Consigne A ::
Indiquez par oui ou par non si chacune des affirmations suivantes est conforme à l'extrait sur les amendements votés au Sénat, en citant à l'identique les mots qui tranchent. (i) Le texte initial prévoyait une révision des zonages tous les deux ans. (ii) Deux amendements similaires ont été adoptés pour étendre les aides des collectivités. (iii) Nadia Sollogoub est sénatrice de la Haute-Garonne.
Consigne B ::
Reproduisez à l'identique le passage de l'extrait sur les amendements votés au Sénat qui va de « Plusieurs ajouts et » à « tous les ans. » inclus.

En séance, la sénatrice de la Haute-Garonne Émilienne Poumirol regrette la méthode pour la réécriture de cet article 4 qui résulte d’un « arrangement entre la présidente de la Commission et le ministre de la Santé »  et ce qui a mis les parlementaires devant le fait accompli.  

Amendements 

Plusieurs ajouts et modifications ont aussi été votés par le Sénat. Concernant les zonages relatifs aux territoires de sous-densité et de sur-densité médicales, un amendement rectificatif a été adopté pour une révision de ces derniers tous les deux ans et non tous les quatre ans comme c’est le cas actuellement. Le texte initial prévoyait une révision tous les ans. 

Nadia Sollogoub, sénatrice de la Nièvre et auteure de l’amendement, explique qu’il faut en effet « choisir une périodicité à la fois tenable et efficace. » Elle prend l’exemple du zonage dentaire de la Nièvre qui n'a pas été revu depuis des années : « Plusieurs dentistes sont partis et l'accès aux soins dentaires, par exemple sur le secteur de Cosne-sur-Loire, ou dans le Morvan, est devenu extrêmement problématique. Les élus font des efforts énormes pour les attirer, mais, faute d'être éligibles aux dispositifs d'aide optimum, certains secteurs voient au contraire la situation s'aggraver. Sollicitées sur ce sujet, les instances en charge de la révision ont pris acte des difficultés locales en cette année 2023, et s'engagent à mener à son terme une révision devenue urgente. Le terme de ces travaux est annoncé pour le courant de l'année 2025. On peut donc estimer que 2 ans est un délai raisonnable, et que les révisions devront ensuite se succéder de façon automatique au fil de l'eau » .

Les collectivités jouent évidemment un grand rôle dans la lutte contre la désertification médicale. « Les territoires connaissent nos seulement un manque de médecins généralistes mais aussi de spécialistes, aussi il serait cohérent de ne pas limiter la capacité des collectivités à se mobiliser pour fidéliser à leur territoire, de jeunes praticiens au moment de leurs études » . Deux amendements similaires (l’un du gouvernement, l’autre de la sénatrice Patricia Schillinger) ont donc été adoptés pour étendre les aides pouvant être accordées par les collectivités aux étudiants de médecine générale aux autres spécialités et aux étudiants de chirurgie dentaire.

Données fournies ::
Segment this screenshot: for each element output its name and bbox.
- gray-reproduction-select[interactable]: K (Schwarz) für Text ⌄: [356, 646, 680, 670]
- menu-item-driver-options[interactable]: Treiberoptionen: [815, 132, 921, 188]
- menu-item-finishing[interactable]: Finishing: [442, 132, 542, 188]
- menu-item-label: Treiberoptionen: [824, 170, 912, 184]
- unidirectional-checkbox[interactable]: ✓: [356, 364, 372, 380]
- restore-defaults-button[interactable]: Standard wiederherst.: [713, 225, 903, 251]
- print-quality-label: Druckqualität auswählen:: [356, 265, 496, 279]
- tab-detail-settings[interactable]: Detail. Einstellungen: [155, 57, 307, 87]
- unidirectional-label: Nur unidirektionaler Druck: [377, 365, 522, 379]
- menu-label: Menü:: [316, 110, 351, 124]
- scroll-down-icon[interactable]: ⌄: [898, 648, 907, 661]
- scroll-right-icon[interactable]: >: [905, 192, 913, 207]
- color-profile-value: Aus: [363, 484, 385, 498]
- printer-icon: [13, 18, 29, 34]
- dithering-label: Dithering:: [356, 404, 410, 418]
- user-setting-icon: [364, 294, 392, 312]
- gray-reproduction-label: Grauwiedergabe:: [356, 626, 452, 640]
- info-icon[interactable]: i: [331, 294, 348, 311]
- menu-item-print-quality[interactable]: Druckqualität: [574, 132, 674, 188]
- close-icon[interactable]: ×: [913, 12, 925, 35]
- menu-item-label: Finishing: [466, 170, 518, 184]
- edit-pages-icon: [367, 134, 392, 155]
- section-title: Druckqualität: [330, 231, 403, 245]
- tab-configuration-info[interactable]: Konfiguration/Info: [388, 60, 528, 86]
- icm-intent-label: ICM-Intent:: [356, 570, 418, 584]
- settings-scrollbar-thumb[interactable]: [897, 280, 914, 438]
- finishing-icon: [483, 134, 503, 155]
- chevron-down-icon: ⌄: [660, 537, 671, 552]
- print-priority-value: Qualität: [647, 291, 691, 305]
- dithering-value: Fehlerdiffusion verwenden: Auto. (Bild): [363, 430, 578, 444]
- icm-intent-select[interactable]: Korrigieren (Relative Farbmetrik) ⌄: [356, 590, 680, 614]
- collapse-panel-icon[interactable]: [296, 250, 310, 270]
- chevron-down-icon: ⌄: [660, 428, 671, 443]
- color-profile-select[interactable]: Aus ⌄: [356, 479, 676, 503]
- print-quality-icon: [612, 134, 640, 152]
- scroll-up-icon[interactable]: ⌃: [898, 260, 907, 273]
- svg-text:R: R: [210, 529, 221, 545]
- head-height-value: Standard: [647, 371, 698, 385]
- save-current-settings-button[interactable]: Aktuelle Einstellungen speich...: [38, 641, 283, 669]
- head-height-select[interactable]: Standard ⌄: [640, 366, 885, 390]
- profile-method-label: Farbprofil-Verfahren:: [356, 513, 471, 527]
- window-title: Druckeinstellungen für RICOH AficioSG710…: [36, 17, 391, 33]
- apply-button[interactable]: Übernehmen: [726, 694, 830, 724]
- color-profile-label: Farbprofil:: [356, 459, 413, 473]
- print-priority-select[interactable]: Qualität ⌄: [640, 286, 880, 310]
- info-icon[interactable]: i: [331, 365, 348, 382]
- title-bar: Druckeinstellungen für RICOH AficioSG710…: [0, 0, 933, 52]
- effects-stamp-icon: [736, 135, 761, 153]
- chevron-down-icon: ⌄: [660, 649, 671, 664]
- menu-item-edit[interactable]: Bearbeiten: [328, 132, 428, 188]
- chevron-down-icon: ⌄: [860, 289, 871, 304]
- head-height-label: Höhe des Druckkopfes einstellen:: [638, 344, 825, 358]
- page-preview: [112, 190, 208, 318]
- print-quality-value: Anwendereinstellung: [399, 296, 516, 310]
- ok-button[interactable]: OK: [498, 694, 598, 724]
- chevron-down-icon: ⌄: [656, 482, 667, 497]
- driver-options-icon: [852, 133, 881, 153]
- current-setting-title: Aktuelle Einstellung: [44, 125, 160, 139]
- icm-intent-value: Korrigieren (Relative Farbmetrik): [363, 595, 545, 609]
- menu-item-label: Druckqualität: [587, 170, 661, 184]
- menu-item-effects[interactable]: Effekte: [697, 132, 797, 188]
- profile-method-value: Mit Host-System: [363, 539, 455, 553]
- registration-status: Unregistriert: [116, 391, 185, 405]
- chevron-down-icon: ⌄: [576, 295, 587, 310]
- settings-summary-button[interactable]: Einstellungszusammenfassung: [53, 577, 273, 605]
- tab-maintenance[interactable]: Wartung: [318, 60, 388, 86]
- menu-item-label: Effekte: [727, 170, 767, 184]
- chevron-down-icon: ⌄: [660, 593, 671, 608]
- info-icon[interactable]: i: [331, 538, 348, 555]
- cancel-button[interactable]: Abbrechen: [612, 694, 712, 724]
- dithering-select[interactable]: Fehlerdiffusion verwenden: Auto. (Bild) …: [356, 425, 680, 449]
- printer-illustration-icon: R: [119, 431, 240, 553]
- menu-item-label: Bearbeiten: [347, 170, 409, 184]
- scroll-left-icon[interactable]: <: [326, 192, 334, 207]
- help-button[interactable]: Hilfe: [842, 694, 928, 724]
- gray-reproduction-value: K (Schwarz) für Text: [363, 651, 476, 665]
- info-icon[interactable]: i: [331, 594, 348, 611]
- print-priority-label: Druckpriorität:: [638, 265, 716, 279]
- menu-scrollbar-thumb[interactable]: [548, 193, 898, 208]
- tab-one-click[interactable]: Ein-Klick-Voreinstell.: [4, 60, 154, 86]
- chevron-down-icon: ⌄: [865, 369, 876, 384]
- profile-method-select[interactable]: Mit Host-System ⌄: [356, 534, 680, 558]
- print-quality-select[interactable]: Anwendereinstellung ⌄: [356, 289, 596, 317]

Réponse attendue A ::
(i) Non : « Le texte initial prévoyait une révision tous les ans. »
(ii) Oui : « Deux amendements similaires (l’un du gouvernement, l’autre de la sénatrice Patricia Schillinger) ont donc été adoptés »
(iii) Non : « Nadia Sollogoub, sénatrice de la Nièvre et auteure de l’amendement »

Réponse attendue B ::
Plusieurs ajouts et modifications ont aussi été votés par le Sénat. Concernant les zonages relatifs aux territoires de sous-densité et de sur-densité médicales, un amendement rectificatif a été adopté pour une révision de ces derniers tous les deux ans et non tous les quatre ans comme c’est le cas actuellement. Le texte initial prévoyait une révision tous les ans.